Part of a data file

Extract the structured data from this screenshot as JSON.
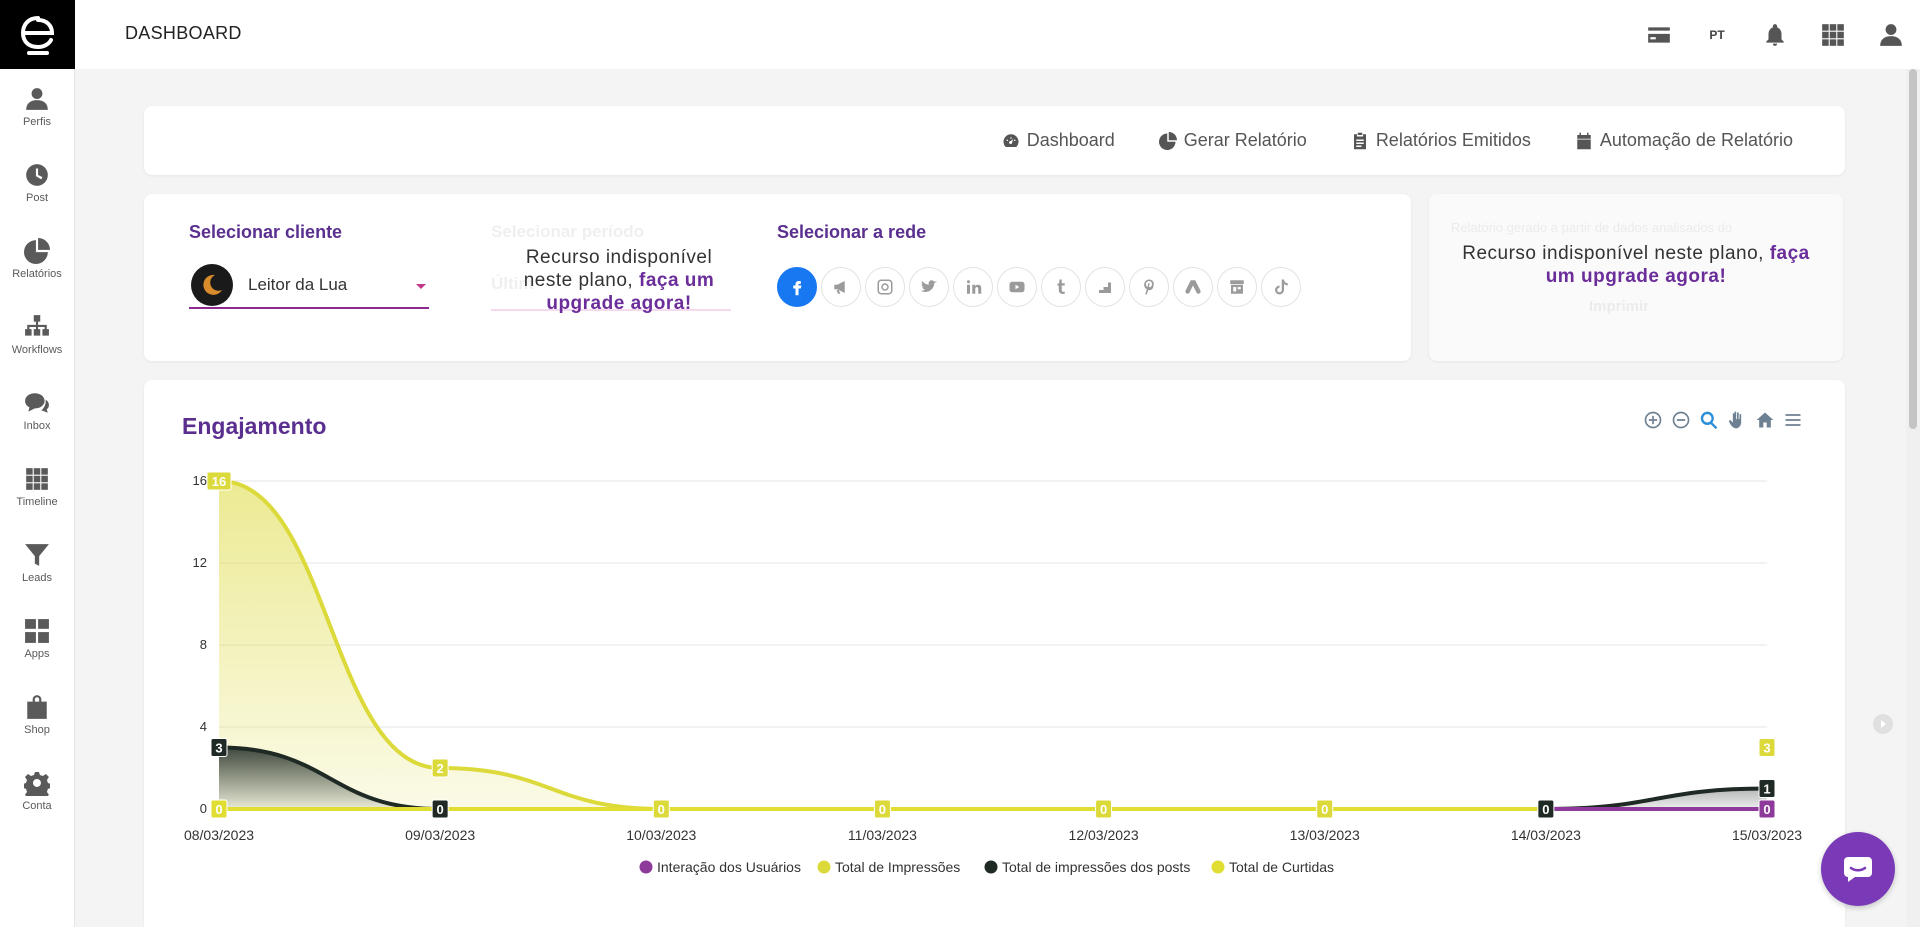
{
  "header": {
    "title": "DASHBOARD",
    "lang": "PT"
  },
  "sidebar": {
    "items": [
      {
        "label": "Perfis",
        "icon": "user-icon"
      },
      {
        "label": "Post",
        "icon": "clock-icon"
      },
      {
        "label": "Relatórios",
        "icon": "pie-chart-icon"
      },
      {
        "label": "Workflows",
        "icon": "sitemap-icon"
      },
      {
        "label": "Inbox",
        "icon": "chat-icon"
      },
      {
        "label": "Timeline",
        "icon": "grid-icon"
      },
      {
        "label": "Leads",
        "icon": "filter-icon"
      },
      {
        "label": "Apps",
        "icon": "apps-icon"
      },
      {
        "label": "Shop",
        "icon": "shopping-bag-icon"
      },
      {
        "label": "Conta",
        "icon": "gear-icon"
      }
    ]
  },
  "tabs": [
    {
      "label": "Dashboard",
      "icon": "speedometer-icon"
    },
    {
      "label": "Gerar Relatório",
      "icon": "pie-chart-icon"
    },
    {
      "label": "Relatórios Emitidos",
      "icon": "clipboard-icon"
    },
    {
      "label": "Automação de Relatório",
      "icon": "calendar-icon"
    }
  ],
  "filters": {
    "client_label": "Selecionar cliente",
    "client_value": "Leitor da Lua",
    "period_label": "Selecionar período",
    "period_value": "Últim",
    "network_label": "Selecionar a rede",
    "networks": [
      "facebook",
      "megaphone",
      "instagram",
      "twitter",
      "linkedin",
      "youtube",
      "tumblr",
      "google-my-business",
      "pinterest",
      "google-ads",
      "store",
      "tiktok"
    ],
    "active_network": "facebook"
  },
  "unavailable": {
    "text": "Recurso indisponível neste plano, ",
    "link": "faça um upgrade agora!"
  },
  "report": {
    "ghost_text": "Relatório gerado a partir de dados analisados do",
    "ghost_button": "Imprimir"
  },
  "colors": {
    "accent": "#5a2f8f",
    "impressions": "#dcd93a",
    "posts": "#1f2a24",
    "interaction": "#8e3a9a",
    "likes": "#e0de33"
  },
  "chart_data": {
    "type": "area",
    "title": "Engajamento",
    "categories": [
      "08/03/2023",
      "09/03/2023",
      "10/03/2023",
      "11/03/2023",
      "12/03/2023",
      "13/03/2023",
      "14/03/2023",
      "15/03/2023"
    ],
    "yticks": [
      "0",
      "4",
      "8",
      "12",
      "16"
    ],
    "ylim": [
      0,
      16
    ],
    "grid": true,
    "legend_position": "bottom",
    "series": [
      {
        "name": "Interação dos Usuários",
        "values": [
          null,
          null,
          null,
          null,
          null,
          null,
          0,
          0
        ],
        "color": "#8e3a9a"
      },
      {
        "name": "Total de Impressões",
        "values": [
          16,
          2,
          0,
          0,
          0,
          0,
          null,
          3
        ],
        "color": "#dcd93a"
      },
      {
        "name": "Total de impressões dos posts",
        "values": [
          3,
          0,
          0,
          0,
          0,
          0,
          0,
          1
        ],
        "color": "#1f2a24"
      },
      {
        "name": "Total de Curtidas",
        "values": [
          0,
          0,
          0,
          0,
          0,
          0,
          0,
          0
        ],
        "color": "#e0de33"
      }
    ]
  }
}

:: GIVEN INSTRUCTION ::
Track down all lines above with the string "Relatórios" and copy them.

:: CORRECT ANSWER ::
        "label": "Relatórios",
      "label": "Relatórios Emitidos",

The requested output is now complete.